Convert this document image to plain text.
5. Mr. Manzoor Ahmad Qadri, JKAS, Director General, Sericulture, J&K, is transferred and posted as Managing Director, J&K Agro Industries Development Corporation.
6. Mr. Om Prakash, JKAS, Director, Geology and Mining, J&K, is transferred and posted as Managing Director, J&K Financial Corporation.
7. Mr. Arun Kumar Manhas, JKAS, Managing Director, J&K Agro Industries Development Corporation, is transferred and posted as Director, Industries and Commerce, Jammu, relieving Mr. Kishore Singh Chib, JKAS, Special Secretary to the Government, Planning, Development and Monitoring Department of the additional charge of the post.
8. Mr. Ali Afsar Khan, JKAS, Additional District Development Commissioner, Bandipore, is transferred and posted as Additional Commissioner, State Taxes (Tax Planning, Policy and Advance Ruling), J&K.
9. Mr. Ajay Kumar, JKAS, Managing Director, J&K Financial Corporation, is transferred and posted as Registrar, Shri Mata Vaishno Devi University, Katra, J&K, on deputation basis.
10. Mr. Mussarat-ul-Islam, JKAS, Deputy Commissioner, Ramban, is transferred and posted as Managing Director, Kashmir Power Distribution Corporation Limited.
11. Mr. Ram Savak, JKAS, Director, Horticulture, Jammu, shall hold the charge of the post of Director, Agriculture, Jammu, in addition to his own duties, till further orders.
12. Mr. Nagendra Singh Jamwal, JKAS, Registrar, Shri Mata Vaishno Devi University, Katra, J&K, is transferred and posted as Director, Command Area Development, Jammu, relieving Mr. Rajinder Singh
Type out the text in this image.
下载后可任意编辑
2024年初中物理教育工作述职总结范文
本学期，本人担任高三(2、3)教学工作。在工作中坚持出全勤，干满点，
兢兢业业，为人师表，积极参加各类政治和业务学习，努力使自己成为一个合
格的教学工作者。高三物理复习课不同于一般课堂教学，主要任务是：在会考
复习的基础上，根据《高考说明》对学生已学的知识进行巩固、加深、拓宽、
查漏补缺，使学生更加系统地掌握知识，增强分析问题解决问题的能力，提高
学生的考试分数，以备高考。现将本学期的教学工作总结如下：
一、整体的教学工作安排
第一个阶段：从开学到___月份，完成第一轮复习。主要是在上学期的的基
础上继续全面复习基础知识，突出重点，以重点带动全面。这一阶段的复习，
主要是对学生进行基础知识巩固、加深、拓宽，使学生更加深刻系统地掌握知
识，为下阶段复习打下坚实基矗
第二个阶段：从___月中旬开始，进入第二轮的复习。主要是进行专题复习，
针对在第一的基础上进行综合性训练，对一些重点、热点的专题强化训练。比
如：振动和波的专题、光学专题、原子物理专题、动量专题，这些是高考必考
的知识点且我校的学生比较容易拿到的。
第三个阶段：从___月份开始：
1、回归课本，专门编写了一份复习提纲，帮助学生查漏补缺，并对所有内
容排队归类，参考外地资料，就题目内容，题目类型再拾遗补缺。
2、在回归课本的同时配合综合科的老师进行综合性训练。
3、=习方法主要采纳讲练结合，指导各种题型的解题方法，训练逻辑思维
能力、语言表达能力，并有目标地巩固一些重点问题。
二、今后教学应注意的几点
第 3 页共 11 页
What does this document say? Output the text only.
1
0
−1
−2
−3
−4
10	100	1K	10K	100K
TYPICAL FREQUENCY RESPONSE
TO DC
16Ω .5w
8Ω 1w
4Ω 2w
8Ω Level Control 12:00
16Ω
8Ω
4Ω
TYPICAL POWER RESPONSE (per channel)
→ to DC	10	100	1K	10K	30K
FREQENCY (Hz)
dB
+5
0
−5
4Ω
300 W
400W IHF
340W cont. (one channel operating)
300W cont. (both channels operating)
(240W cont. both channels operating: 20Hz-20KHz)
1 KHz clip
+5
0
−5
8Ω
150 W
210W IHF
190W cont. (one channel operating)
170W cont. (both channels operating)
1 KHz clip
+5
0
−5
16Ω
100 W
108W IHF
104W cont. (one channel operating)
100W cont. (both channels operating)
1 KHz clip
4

To be done:
Return every line of the material exactly.

Correct result:
Convert this document image to plain text.
5. Mr. Manzoor Ahmad Qadri, JKAS, Director General, Sericulture, J&K, is transferred and posted as Managing Director, J&K Agro Industries Development Corporation.
6. Mr. Om Prakash, JKAS, Director, Geology and Mining, J&K, is transferred and posted as Managing Director, J&K Financial Corporation.
7. Mr. Arun Kumar Manhas, JKAS, Managing Director, J&K Agro Industries Development Corporation, is transferred and posted as Director, Industries and Commerce, Jammu, relieving Mr. Kishore Singh Chib, JKAS, Special Secretary to the Government, Planning, Development and Monitoring Department of the additional charge of the post.
8. Mr. Ali Afsar Khan, JKAS, Additional District Development Commissioner, Bandipore, is transferred and posted as Additional Commissioner, State Taxes (Tax Planning, Policy and Advance Ruling), J&K.
9. Mr. Ajay Kumar, JKAS, Managing Director, J&K Financial Corporation, is transferred and posted as Registrar, Shri Mata Vaishno Devi University, Katra, J&K, on deputation basis.
10. Mr. Mussarat-ul-Islam, JKAS, Deputy Commissioner, Ramban, is transferred and posted as Managing Director, Kashmir Power Distribution Corporation Limited.
11. Mr. Ram Savak, JKAS, Director, Horticulture, Jammu, shall hold the charge of the post of Director, Agriculture, Jammu, in addition to his own duties, till further orders.
12. Mr. Nagendra Singh Jamwal, JKAS, Registrar, Shri Mata Vaishno Devi University, Katra, J&K, is transferred and posted as Director, Command Area Development, Jammu, relieving Mr. Rajinder Singh
Type out the text in this image.
下载后可任意编辑
2024年初中物理教育工作述职总结范文
本学期，本人担任高三(2、3)教学工作。在工作中坚持出全勤，干满点，
兢兢业业，为人师表，积极参加各类政治和业务学习，努力使自己成为一个合
格的教学工作者。高三物理复习课不同于一般课堂教学，主要任务是：在会考
复习的基础上，根据《高考说明》对学生已学的知识进行巩固、加深、拓宽、
查漏补缺，使学生更加系统地掌握知识，增强分析问题解决问题的能力，提高
学生的考试分数，以备高考。现将本学期的教学工作总结如下：
一、整体的教学工作安排
第一个阶段：从开学到___月份，完成第一轮复习。主要是在上学期的的基
础上继续全面复习基础知识，突出重点，以重点带动全面。这一阶段的复习，
主要是对学生进行基础知识巩固、加深、拓宽，使学生更加深刻系统地掌握知
识，为下阶段复习打下坚实基矗
第二个阶段：从___月中旬开始，进入第二轮的复习。主要是进行专题复习，
针对在第一的基础上进行综合性训练，对一些重点、热点的专题强化训练。比
如：振动和波的专题、光学专题、原子物理专题、动量专题，这些是高考必考
的知识点且我校的学生比较容易拿到的。
第三个阶段：从___月份开始：
1、回归课本，专门编写了一份复习提纲，帮助学生查漏补缺，并对所有内
容排队归类，参考外地资料，就题目内容，题目类型再拾遗补缺。
2、在回归课本的同时配合综合科的老师进行综合性训练。
3、=习方法主要采纳讲练结合，指导各种题型的解题方法，训练逻辑思维
能力、语言表达能力，并有目标地巩固一些重点问题。
二、今后教学应注意的几点
第 3 页共 11 页
What does this document say? Output the text only.
1
0
−1
−2
−3
−4
10	100	1K	10K	100K
TYPICAL FREQUENCY RESPONSE
TO DC
16Ω .5w
8Ω 1w
4Ω 2w
8Ω Level Control 12:00
16Ω
8Ω
4Ω
TYPICAL POWER RESPONSE (per channel)
→ to DC	10	100	1K	10K	30K
FREQENCY (Hz)
dB
+5
0
−5
4Ω
300 W
400W IHF
340W cont. (one channel operating)
300W cont. (both channels operating)
(240W cont. both channels operating: 20Hz-20KHz)
1 KHz clip
+5
0
−5
8Ω
150 W
210W IHF
190W cont. (one channel operating)
170W cont. (both channels operating)
1 KHz clip
+5
0
−5
16Ω
100 W
108W IHF
104W cont. (one channel operating)
100W cont. (both channels operating)
1 KHz clip
4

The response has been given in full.